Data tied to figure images
»»

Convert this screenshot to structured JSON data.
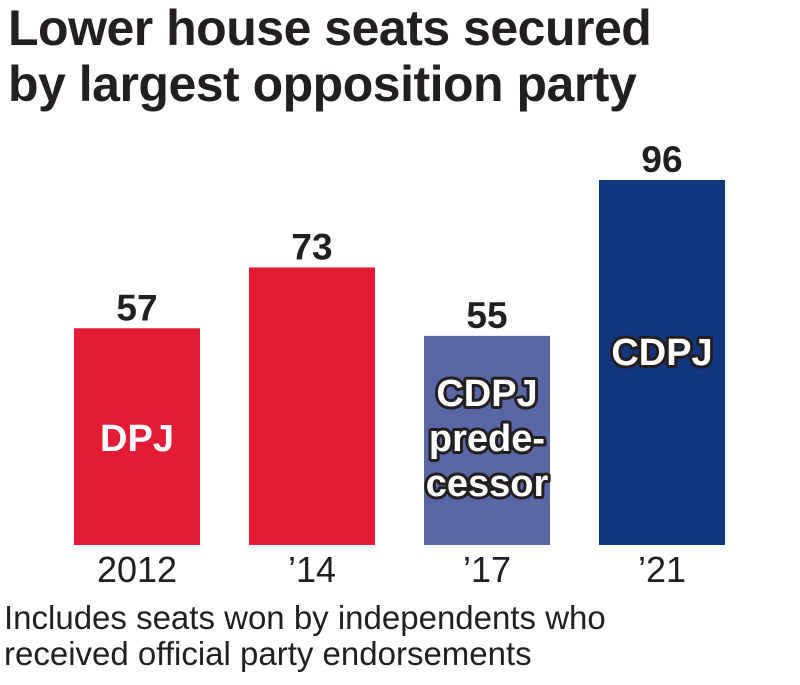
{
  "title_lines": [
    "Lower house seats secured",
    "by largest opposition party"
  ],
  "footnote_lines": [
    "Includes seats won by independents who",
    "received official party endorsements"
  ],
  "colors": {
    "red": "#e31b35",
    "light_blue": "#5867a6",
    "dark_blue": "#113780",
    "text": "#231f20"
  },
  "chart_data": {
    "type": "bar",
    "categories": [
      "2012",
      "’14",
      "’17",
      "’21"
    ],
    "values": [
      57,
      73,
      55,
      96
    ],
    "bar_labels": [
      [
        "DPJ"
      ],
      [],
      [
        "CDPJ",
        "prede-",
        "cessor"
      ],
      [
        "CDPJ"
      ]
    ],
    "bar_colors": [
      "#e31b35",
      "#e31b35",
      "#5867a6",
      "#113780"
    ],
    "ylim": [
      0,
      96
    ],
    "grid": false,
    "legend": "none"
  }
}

««

# [Written instruction]
The material above must be printed exactly, with its pictures left out.

# [Result of this exercise]
Convert this screenshot to structured JSON data.
{
  "title_lines": [
    "Lower house seats secured",
    "by largest opposition party"
  ],
  "footnote_lines": [
    "Includes seats won by independents who",
    "received official party endorsements"
  ],
  "colors": {
    "red": "#e31b35",
    "light_blue": "#5867a6",
    "dark_blue": "#113780",
    "text": "#231f20"
  },
  "chart_data": {
    "type": "bar",
    "categories": [
      "2012",
      "’14",
      "’17",
      "’21"
    ],
    "values": [
      57,
      73,
      55,
      96
    ],
    "bar_labels": [
      [
        "DPJ"
      ],
      [],
      [
        "CDPJ",
        "prede-",
        "cessor"
      ],
      [
        "CDPJ"
      ]
    ],
    "bar_colors": [
      "#e31b35",
      "#e31b35",
      "#5867a6",
      "#113780"
    ],
    "ylim": [
      0,
      96
    ],
    "grid": false,
    "legend": "none"
  }
}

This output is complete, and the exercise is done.